What is being asked - Format the data below, from its first line through the line containing "y-axis-label: Neutral — [133, 459, 203, 484]", as a JSON list of strings with one string per line, leaving out blank lines.
-*-*-
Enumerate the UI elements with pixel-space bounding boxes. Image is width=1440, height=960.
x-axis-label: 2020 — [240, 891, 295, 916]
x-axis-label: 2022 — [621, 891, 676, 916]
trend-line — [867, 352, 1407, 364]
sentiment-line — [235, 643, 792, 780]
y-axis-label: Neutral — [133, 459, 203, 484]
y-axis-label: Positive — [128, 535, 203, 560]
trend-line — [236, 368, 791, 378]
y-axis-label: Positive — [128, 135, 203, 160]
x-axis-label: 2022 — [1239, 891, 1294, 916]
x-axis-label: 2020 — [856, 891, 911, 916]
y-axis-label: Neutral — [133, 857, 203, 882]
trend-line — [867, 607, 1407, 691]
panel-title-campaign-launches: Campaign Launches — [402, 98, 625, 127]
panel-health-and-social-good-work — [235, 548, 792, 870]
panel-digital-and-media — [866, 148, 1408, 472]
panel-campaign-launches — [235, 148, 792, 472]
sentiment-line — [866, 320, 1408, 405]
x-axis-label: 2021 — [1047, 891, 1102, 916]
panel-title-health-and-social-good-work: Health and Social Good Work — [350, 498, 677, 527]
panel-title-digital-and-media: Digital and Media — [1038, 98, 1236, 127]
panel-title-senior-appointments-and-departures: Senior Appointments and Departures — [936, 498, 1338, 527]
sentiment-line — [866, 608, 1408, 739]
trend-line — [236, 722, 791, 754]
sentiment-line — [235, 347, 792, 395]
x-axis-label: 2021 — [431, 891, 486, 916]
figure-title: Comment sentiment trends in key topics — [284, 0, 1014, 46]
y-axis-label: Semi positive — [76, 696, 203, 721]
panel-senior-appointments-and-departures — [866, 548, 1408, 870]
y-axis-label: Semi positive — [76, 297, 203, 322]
-*-*-
Response -
[
  "Enumerate the UI elements with pixel-space bounding boxes. Image is width=1440, height=960.",
  "x-axis-label: 2020 — [240, 891, 295, 916]",
  "x-axis-label: 2022 — [621, 891, 676, 916]",
  "trend-line — [867, 352, 1407, 364]",
  "sentiment-line — [235, 643, 792, 780]",
  "y-axis-label: Neutral — [133, 459, 203, 484]"
]